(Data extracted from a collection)
========================================================================
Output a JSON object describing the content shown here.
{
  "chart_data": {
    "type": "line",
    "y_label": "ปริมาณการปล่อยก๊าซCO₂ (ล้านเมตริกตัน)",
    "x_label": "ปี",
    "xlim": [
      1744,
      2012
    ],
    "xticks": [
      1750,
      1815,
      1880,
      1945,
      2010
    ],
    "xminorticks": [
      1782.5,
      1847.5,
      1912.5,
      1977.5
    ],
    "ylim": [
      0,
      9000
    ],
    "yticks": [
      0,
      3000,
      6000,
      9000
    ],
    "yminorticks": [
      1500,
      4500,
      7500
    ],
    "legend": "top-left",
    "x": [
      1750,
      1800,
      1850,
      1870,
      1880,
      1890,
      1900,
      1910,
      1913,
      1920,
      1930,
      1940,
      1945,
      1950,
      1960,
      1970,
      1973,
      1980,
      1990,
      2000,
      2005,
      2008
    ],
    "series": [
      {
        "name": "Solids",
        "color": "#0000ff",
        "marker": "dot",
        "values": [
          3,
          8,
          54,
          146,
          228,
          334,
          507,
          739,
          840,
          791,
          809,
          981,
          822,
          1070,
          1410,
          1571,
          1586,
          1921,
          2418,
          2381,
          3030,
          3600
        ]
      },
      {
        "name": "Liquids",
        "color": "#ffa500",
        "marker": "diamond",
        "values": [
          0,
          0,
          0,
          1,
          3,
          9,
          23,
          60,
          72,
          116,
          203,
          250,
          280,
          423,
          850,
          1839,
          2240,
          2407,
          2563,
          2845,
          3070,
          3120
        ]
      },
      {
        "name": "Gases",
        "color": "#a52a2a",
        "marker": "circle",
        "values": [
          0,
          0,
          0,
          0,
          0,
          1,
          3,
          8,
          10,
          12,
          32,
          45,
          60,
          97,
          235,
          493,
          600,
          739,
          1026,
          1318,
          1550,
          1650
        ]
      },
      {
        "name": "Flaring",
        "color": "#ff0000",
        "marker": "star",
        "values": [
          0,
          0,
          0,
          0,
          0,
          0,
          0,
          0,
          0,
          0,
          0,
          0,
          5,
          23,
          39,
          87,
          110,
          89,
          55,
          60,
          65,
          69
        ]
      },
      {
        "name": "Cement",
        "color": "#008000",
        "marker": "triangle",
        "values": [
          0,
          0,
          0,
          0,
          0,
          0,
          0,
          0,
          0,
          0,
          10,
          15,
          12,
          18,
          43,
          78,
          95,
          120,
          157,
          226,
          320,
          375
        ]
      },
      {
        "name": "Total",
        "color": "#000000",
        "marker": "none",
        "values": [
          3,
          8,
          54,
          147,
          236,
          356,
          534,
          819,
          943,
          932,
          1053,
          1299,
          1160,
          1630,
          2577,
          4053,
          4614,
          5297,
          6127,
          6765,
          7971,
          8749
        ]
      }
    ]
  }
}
========================================================================
Where a line of the records above holds the word "name", copy that line.

        "name": "Solids",
        "name": "Liquids",
        "name": "Gases",
        "name": "Flaring",
        "name": "Cement",
        "name": "Total",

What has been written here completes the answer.